((
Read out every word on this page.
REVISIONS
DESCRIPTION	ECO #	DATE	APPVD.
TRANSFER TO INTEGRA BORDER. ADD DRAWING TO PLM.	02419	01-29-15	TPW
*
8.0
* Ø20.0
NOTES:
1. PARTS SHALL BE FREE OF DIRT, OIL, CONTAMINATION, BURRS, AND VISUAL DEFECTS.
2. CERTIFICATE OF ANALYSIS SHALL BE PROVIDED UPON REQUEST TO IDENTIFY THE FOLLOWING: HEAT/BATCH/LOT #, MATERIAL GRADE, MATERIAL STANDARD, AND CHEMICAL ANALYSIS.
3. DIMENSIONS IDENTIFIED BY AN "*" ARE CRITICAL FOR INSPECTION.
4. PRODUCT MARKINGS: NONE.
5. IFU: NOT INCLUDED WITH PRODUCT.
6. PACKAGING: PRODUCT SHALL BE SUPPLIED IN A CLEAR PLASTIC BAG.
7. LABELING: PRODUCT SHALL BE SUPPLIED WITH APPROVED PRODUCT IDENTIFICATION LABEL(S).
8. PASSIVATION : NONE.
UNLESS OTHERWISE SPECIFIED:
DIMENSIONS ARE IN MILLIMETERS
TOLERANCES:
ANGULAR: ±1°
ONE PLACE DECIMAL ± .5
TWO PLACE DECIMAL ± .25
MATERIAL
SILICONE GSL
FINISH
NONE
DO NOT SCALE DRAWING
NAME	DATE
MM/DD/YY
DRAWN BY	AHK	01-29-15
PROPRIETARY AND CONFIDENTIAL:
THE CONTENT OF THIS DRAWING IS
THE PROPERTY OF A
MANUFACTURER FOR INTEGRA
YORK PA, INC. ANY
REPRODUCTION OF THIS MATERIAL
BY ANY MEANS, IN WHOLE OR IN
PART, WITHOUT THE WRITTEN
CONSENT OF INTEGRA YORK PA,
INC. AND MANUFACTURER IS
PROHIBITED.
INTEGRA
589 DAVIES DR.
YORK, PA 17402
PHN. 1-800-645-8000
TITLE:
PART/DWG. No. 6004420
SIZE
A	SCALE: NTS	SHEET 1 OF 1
))
◆ Problem to solve ◆
Restate every record exactly, leaving nothing out.

◆ Written answer ◆
Read out every word on this page.
REVISIONS
DESCRIPTION	ECO #	DATE	APPVD.
TRANSFER TO INTEGRA BORDER. ADD DRAWING TO PLM.	02419	01-29-15	TPW
*
8.0
* Ø20.0
NOTES:
1. PARTS SHALL BE FREE OF DIRT, OIL, CONTAMINATION, BURRS, AND VISUAL DEFECTS.
2. CERTIFICATE OF ANALYSIS SHALL BE PROVIDED UPON REQUEST TO IDENTIFY THE FOLLOWING: HEAT/BATCH/LOT #, MATERIAL GRADE, MATERIAL STANDARD, AND CHEMICAL ANALYSIS.
3. DIMENSIONS IDENTIFIED BY AN "*" ARE CRITICAL FOR INSPECTION.
4. PRODUCT MARKINGS: NONE.
5. IFU: NOT INCLUDED WITH PRODUCT.
6. PACKAGING: PRODUCT SHALL BE SUPPLIED IN A CLEAR PLASTIC BAG.
7. LABELING: PRODUCT SHALL BE SUPPLIED WITH APPROVED PRODUCT IDENTIFICATION LABEL(S).
8. PASSIVATION : NONE.
UNLESS OTHERWISE SPECIFIED:
DIMENSIONS ARE IN MILLIMETERS
TOLERANCES:
ANGULAR: ±1°
ONE PLACE DECIMAL ± .5
TWO PLACE DECIMAL ± .25
MATERIAL
SILICONE GSL
FINISH
NONE
DO NOT SCALE DRAWING
NAME	DATE
MM/DD/YY
DRAWN BY	AHK	01-29-15
PROPRIETARY AND CONFIDENTIAL:
THE CONTENT OF THIS DRAWING IS
THE PROPERTY OF A
MANUFACTURER FOR INTEGRA
YORK PA, INC. ANY
REPRODUCTION OF THIS MATERIAL
BY ANY MEANS, IN WHOLE OR IN
PART, WITHOUT THE WRITTEN
CONSENT OF INTEGRA YORK PA,
INC. AND MANUFACTURER IS
PROHIBITED.
INTEGRA
589 DAVIES DR.
YORK, PA 17402
PHN. 1-800-645-8000
TITLE:
PART/DWG. No. 6004420
SIZE
A	SCALE: NTS	SHEET 1 OF 1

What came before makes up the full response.